Exercise details
Among the lines of these entries, how many hold the word "received"? State only the number.

--- start ---

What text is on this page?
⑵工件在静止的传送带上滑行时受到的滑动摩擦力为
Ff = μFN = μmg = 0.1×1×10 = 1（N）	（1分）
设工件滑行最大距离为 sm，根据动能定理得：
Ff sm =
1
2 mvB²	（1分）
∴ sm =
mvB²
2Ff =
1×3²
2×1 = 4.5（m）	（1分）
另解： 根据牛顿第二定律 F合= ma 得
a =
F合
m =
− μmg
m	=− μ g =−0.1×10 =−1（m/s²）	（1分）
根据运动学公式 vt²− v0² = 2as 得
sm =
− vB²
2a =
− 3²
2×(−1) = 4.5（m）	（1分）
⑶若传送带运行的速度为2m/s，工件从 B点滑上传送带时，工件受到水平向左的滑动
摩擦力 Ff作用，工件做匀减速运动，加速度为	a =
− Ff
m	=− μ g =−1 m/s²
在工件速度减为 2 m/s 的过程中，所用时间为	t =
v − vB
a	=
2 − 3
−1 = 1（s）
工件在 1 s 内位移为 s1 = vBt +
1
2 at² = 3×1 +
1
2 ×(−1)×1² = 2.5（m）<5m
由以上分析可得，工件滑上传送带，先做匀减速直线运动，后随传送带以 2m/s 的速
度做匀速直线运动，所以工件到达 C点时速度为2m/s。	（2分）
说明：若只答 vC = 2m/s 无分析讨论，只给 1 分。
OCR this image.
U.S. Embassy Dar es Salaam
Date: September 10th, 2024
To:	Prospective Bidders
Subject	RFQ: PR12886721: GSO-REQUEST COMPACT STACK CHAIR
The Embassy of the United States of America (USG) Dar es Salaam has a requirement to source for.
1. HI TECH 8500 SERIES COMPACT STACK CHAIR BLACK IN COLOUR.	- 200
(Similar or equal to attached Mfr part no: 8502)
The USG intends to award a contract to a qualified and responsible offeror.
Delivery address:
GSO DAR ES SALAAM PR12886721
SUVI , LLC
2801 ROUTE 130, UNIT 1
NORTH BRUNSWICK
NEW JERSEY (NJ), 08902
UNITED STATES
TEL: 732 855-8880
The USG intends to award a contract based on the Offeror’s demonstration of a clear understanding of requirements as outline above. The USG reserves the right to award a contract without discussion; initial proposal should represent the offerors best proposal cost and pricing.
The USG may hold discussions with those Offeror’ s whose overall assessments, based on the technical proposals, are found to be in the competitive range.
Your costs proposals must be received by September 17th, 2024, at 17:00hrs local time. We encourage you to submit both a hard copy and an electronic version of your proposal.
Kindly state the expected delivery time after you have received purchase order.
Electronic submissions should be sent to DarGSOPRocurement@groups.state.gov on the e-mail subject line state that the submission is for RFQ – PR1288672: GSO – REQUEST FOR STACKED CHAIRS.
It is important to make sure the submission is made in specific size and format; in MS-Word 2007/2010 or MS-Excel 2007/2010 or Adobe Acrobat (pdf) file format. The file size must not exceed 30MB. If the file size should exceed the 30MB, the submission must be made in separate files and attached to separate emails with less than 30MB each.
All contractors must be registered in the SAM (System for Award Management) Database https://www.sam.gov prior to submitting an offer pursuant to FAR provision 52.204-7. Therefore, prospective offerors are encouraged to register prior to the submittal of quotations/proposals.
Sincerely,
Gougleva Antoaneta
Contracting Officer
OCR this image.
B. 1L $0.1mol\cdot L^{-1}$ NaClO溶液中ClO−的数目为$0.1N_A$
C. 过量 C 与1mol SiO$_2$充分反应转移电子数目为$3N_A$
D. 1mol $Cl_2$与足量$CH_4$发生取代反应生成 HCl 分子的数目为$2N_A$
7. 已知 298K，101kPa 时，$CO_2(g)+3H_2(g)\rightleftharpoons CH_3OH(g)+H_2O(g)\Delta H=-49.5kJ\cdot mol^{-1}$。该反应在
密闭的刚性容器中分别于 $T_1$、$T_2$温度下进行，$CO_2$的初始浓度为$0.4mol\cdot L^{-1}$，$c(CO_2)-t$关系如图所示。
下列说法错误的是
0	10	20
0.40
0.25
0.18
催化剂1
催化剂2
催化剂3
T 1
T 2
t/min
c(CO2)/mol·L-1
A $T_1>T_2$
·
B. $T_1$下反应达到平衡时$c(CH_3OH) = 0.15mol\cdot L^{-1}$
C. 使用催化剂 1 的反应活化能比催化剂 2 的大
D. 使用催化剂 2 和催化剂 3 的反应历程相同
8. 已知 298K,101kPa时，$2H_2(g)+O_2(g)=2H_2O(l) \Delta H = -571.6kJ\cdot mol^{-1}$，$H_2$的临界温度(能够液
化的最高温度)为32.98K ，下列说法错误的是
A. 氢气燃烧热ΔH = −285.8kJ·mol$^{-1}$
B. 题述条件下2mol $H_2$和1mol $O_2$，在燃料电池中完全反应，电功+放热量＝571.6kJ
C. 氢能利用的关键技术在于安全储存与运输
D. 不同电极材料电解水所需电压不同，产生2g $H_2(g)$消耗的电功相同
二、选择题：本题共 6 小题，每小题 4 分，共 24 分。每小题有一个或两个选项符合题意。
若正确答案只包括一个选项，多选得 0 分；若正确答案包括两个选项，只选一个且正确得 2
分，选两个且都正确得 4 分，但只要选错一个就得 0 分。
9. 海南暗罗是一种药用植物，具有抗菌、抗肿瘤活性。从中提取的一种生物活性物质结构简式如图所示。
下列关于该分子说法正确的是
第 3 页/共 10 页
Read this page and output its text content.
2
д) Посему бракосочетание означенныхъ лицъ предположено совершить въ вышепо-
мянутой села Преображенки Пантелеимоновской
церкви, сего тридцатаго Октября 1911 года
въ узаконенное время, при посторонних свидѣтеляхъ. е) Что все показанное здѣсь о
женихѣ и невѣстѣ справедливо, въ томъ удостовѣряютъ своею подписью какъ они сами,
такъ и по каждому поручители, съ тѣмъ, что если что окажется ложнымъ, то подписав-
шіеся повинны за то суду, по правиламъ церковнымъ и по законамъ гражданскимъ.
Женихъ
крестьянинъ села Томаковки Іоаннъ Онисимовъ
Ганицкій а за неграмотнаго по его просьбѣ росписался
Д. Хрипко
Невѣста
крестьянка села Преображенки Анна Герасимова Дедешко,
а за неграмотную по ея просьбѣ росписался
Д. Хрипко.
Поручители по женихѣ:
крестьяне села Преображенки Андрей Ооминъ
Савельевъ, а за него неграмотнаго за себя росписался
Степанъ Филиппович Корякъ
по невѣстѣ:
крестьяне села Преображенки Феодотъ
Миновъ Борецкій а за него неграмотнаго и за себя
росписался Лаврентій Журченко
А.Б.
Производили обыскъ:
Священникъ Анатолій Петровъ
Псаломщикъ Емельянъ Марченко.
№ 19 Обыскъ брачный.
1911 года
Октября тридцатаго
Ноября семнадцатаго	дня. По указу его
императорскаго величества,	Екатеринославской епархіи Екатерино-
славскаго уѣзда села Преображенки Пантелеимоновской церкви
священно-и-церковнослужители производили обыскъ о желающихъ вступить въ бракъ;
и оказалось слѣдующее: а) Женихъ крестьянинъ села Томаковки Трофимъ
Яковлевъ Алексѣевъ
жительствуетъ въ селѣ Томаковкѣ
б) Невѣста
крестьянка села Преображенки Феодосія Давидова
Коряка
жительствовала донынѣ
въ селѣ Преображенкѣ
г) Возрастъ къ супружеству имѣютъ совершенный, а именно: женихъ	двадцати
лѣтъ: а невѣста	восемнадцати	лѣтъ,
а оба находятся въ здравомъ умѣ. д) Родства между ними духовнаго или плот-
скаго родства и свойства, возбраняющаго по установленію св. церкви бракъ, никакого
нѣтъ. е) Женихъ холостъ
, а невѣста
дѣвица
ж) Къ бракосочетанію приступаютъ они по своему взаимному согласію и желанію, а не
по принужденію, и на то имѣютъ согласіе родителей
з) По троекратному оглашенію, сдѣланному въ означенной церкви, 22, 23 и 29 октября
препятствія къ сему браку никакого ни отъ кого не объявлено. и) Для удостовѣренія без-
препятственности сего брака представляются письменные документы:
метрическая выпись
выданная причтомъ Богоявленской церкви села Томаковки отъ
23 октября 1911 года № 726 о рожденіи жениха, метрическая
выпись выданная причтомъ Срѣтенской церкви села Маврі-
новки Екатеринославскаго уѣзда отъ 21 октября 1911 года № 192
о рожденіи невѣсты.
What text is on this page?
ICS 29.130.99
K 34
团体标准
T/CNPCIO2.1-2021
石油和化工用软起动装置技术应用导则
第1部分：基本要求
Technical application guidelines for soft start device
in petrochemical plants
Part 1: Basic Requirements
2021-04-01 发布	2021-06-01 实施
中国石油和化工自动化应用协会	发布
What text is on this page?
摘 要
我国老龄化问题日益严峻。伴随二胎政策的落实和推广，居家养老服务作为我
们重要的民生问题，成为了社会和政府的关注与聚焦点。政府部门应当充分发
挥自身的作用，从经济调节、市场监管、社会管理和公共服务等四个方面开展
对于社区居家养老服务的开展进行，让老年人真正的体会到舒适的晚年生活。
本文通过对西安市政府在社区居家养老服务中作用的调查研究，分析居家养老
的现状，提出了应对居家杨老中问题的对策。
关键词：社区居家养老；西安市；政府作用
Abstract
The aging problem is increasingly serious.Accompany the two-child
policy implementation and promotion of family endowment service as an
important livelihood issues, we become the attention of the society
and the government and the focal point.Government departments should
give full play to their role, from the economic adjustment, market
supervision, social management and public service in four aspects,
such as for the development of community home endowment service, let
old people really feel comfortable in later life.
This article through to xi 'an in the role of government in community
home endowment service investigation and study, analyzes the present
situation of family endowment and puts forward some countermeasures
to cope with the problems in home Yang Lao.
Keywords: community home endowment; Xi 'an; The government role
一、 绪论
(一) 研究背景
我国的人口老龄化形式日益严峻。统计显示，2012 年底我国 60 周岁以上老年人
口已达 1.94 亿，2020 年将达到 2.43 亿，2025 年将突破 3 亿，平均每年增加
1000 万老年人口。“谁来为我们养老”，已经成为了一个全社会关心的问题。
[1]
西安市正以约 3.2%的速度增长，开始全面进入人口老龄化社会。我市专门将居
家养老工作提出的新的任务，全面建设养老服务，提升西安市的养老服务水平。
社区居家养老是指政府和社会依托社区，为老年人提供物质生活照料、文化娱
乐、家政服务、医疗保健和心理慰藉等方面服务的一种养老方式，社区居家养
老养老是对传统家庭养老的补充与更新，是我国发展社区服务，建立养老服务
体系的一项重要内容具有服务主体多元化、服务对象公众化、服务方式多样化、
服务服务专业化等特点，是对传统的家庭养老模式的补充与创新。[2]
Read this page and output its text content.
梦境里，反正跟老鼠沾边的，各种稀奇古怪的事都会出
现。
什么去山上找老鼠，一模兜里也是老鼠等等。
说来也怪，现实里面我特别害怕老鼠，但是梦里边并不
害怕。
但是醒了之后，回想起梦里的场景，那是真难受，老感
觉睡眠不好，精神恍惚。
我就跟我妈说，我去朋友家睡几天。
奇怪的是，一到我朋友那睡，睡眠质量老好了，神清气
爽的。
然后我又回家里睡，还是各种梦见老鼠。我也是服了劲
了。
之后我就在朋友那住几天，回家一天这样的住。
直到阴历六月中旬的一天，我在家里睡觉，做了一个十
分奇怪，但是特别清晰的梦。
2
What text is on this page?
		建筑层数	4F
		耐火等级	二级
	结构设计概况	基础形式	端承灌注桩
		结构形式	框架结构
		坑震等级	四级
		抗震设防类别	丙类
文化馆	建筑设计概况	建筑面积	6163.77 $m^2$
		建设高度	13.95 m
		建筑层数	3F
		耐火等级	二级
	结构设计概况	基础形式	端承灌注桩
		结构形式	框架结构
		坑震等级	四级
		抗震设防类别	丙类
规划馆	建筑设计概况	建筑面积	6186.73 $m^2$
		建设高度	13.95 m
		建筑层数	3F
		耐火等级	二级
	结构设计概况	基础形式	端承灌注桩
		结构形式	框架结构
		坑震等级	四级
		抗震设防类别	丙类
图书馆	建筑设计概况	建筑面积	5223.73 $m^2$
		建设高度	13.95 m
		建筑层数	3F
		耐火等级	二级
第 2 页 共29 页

--- end ---

Completed task
2